Structured figure records:
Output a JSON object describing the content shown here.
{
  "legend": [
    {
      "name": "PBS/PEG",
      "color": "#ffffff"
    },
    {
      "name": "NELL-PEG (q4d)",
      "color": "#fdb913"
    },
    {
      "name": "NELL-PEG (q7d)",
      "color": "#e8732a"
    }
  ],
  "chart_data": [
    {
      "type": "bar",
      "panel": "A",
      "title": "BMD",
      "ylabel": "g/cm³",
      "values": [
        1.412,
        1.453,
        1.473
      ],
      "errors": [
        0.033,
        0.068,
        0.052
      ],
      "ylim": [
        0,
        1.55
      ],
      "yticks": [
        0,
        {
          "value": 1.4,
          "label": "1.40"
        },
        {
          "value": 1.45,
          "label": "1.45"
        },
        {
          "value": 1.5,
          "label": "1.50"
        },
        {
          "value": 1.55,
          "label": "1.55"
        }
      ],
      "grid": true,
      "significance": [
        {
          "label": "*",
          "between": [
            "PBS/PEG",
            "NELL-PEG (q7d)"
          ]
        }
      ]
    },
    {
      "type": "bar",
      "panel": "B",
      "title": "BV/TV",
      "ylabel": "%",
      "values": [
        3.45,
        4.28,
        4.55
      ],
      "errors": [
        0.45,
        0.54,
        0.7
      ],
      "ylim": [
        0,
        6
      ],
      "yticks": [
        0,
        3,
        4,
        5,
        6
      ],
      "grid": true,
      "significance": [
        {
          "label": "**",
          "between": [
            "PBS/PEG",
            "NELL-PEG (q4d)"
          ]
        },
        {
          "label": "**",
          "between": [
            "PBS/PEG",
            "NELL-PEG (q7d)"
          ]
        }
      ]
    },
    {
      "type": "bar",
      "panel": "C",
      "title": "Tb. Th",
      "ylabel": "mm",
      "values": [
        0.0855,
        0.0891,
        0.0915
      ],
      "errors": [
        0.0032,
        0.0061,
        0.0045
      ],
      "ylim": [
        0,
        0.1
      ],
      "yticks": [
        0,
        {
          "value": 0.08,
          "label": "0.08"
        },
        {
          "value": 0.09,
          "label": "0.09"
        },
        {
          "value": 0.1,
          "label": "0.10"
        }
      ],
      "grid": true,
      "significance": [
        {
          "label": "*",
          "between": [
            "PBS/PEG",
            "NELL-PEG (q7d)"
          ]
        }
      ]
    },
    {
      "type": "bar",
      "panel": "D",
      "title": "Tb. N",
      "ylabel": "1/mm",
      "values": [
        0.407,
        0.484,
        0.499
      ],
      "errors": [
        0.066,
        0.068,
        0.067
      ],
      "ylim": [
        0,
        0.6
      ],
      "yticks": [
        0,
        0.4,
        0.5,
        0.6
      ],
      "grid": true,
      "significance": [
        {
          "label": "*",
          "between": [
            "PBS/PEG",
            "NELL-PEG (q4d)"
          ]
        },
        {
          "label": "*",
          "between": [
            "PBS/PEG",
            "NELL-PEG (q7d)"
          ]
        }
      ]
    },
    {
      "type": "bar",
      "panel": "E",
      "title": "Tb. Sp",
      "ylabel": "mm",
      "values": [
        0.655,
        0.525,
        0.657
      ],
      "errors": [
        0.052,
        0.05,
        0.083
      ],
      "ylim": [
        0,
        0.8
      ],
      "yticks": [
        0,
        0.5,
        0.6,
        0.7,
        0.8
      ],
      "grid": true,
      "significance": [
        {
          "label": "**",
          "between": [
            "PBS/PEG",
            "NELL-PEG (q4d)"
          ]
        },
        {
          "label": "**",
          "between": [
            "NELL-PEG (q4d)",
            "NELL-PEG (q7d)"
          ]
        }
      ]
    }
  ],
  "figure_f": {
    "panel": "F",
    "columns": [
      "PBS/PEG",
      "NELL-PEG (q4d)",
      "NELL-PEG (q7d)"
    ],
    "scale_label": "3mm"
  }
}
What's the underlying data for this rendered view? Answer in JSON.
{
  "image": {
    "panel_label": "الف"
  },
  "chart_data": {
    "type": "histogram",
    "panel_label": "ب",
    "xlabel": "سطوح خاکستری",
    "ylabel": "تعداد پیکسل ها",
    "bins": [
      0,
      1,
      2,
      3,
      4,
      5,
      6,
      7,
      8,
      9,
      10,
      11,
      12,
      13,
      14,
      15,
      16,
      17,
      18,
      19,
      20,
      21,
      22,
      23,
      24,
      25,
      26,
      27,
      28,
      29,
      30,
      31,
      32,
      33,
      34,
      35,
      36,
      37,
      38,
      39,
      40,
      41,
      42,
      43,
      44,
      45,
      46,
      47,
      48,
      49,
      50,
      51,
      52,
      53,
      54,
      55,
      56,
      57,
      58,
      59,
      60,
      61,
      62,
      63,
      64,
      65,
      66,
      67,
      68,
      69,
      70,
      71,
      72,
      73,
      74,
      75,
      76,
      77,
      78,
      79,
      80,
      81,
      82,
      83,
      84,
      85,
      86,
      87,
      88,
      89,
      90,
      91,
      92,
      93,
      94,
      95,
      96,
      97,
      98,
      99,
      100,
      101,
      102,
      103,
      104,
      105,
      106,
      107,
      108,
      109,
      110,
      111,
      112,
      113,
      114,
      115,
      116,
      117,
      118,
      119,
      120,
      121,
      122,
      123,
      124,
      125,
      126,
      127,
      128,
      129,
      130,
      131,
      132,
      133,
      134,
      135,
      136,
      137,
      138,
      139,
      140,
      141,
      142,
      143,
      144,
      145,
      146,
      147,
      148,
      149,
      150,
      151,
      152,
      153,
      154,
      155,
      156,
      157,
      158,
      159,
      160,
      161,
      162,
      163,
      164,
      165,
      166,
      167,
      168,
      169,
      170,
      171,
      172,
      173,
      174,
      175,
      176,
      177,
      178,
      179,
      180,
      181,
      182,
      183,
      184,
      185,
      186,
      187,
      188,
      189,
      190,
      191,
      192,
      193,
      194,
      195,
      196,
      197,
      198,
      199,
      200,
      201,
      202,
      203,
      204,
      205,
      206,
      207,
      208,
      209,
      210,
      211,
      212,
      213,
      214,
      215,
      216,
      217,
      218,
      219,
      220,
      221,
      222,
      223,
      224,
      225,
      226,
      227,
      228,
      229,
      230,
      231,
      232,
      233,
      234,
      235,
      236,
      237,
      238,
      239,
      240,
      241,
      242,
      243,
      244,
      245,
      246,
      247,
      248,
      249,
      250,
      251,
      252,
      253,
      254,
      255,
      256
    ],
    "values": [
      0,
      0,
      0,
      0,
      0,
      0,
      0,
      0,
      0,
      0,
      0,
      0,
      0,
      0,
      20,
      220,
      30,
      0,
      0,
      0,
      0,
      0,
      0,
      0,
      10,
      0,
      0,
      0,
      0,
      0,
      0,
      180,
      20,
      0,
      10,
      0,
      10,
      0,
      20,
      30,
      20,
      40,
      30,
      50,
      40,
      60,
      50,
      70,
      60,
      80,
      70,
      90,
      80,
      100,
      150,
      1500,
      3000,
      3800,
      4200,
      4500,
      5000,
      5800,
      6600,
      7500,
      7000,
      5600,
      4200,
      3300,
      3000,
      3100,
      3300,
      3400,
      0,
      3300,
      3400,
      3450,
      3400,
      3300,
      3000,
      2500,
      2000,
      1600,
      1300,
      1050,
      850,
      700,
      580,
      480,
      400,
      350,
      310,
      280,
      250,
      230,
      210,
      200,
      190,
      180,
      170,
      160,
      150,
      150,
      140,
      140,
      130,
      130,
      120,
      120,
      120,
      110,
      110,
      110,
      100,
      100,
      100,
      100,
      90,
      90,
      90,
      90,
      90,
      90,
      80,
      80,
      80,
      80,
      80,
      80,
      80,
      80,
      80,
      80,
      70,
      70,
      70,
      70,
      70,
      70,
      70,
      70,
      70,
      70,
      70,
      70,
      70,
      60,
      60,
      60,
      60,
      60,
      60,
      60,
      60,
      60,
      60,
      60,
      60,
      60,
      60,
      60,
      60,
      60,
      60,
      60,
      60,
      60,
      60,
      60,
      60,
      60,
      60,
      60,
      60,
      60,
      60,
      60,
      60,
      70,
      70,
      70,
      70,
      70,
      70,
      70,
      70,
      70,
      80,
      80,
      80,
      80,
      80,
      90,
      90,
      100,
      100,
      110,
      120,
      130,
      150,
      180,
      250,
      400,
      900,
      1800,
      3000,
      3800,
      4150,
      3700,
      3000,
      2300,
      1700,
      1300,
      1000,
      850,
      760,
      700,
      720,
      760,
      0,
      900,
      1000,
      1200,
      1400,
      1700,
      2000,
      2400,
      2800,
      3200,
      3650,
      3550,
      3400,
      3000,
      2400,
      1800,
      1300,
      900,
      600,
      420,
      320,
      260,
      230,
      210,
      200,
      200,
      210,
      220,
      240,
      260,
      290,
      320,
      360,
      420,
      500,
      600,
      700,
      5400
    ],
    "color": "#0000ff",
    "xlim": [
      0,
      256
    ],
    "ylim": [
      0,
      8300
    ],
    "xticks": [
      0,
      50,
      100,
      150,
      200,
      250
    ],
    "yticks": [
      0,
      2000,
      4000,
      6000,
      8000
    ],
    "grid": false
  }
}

Task directions.
From the entries above, collect every line with the string "name" in it.

Reply to the task.
      "name": "PBS/PEG",
      "name": "NELL-PEG (q4d)",
      "name": "NELL-PEG (q7d)",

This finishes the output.